#### Brief
Below is some material; transcribe all of it exactly.

#### Task data
** START **
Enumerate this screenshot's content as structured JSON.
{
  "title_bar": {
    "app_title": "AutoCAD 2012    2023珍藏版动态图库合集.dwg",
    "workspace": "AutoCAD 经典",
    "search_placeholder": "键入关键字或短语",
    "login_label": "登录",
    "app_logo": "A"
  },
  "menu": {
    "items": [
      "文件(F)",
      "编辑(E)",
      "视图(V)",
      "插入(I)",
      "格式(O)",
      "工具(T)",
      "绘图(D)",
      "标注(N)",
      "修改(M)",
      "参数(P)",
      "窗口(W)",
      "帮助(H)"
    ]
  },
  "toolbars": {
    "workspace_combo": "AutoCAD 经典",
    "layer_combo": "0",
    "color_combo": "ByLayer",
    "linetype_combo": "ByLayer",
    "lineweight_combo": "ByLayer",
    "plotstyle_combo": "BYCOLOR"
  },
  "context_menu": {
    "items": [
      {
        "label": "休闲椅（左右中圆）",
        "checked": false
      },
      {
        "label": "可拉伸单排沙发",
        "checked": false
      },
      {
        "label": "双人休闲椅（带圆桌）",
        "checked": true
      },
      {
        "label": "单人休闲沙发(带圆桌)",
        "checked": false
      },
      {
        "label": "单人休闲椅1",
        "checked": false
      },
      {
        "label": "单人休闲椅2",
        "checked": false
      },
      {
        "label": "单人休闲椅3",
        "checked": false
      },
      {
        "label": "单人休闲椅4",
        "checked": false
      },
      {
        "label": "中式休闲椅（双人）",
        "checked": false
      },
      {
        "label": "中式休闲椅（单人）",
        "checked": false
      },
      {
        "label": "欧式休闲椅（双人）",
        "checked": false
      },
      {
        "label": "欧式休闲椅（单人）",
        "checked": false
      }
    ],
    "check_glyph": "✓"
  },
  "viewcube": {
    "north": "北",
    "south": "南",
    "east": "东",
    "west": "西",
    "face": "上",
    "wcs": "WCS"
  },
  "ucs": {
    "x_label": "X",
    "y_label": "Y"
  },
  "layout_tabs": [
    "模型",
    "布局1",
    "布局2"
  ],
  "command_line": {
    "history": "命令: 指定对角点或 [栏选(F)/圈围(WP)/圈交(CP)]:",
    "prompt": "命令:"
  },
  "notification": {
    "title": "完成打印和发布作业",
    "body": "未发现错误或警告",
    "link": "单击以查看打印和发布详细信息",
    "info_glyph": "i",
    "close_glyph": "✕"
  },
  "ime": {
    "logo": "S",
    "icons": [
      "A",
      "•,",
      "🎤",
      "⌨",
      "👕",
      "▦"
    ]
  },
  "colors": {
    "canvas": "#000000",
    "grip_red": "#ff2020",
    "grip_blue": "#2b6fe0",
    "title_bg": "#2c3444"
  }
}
** END **
#### Result of the exercise
Enumerate this screenshot's content as structured JSON.
{
  "title_bar": {
    "app_title": "AutoCAD 2012    2023珍藏版动态图库合集.dwg",
    "workspace": "AutoCAD 经典",
    "search_placeholder": "键入关键字或短语",
    "login_label": "登录",
    "app_logo": "A"
  },
  "menu": {
    "items": [
      "文件(F)",
      "编辑(E)",
      "视图(V)",
      "插入(I)",
      "格式(O)",
      "工具(T)",
      "绘图(D)",
      "标注(N)",
      "修改(M)",
      "参数(P)",
      "窗口(W)",
      "帮助(H)"
    ]
  },
  "toolbars": {
    "workspace_combo": "AutoCAD 经典",
    "layer_combo": "0",
    "color_combo": "ByLayer",
    "linetype_combo": "ByLayer",
    "lineweight_combo": "ByLayer",
    "plotstyle_combo": "BYCOLOR"
  },
  "context_menu": {
    "items": [
      {
        "label": "休闲椅（左右中圆）",
        "checked": false
      },
      {
        "label": "可拉伸单排沙发",
        "checked": false
      },
      {
        "label": "双人休闲椅（带圆桌）",
        "checked": true
      },
      {
        "label": "单人休闲沙发(带圆桌)",
        "checked": false
      },
      {
        "label": "单人休闲椅1",
        "checked": false
      },
      {
        "label": "单人休闲椅2",
        "checked": false
      },
      {
        "label": "单人休闲椅3",
        "checked": false
      },
      {
        "label": "单人休闲椅4",
        "checked": false
      },
      {
        "label": "中式休闲椅（双人）",
        "checked": false
      },
      {
        "label": "中式休闲椅（单人）",
        "checked": false
      },
      {
        "label": "欧式休闲椅（双人）",
        "checked": false
      },
      {
        "label": "欧式休闲椅（单人）",
        "checked": false
      }
    ],
    "check_glyph": "✓"
  },
  "viewcube": {
    "north": "北",
    "south": "南",
    "east": "东",
    "west": "西",
    "face": "上",
    "wcs": "WCS"
  },
  "ucs": {
    "x_label": "X",
    "y_label": "Y"
  },
  "layout_tabs": [
    "模型",
    "布局1",
    "布局2"
  ],
  "command_line": {
    "history": "命令: 指定对角点或 [栏选(F)/圈围(WP)/圈交(CP)]:",
    "prompt": "命令:"
  },
  "notification": {
    "title": "完成打印和发布作业",
    "body": "未发现错误或警告",
    "link": "单击以查看打印和发布详细信息",
    "info_glyph": "i",
    "close_glyph": "✕"
  },
  "ime": {
    "logo": "S",
    "icons": [
      "A",
      "•,",
      "🎤",
      "⌨",
      "👕",
      "▦"
    ]
  },
  "colors": {
    "canvas": "#000000",
    "grip_red": "#ff2020",
    "grip_blue": "#2b6fe0",
    "title_bg": "#2c3444"
  }
}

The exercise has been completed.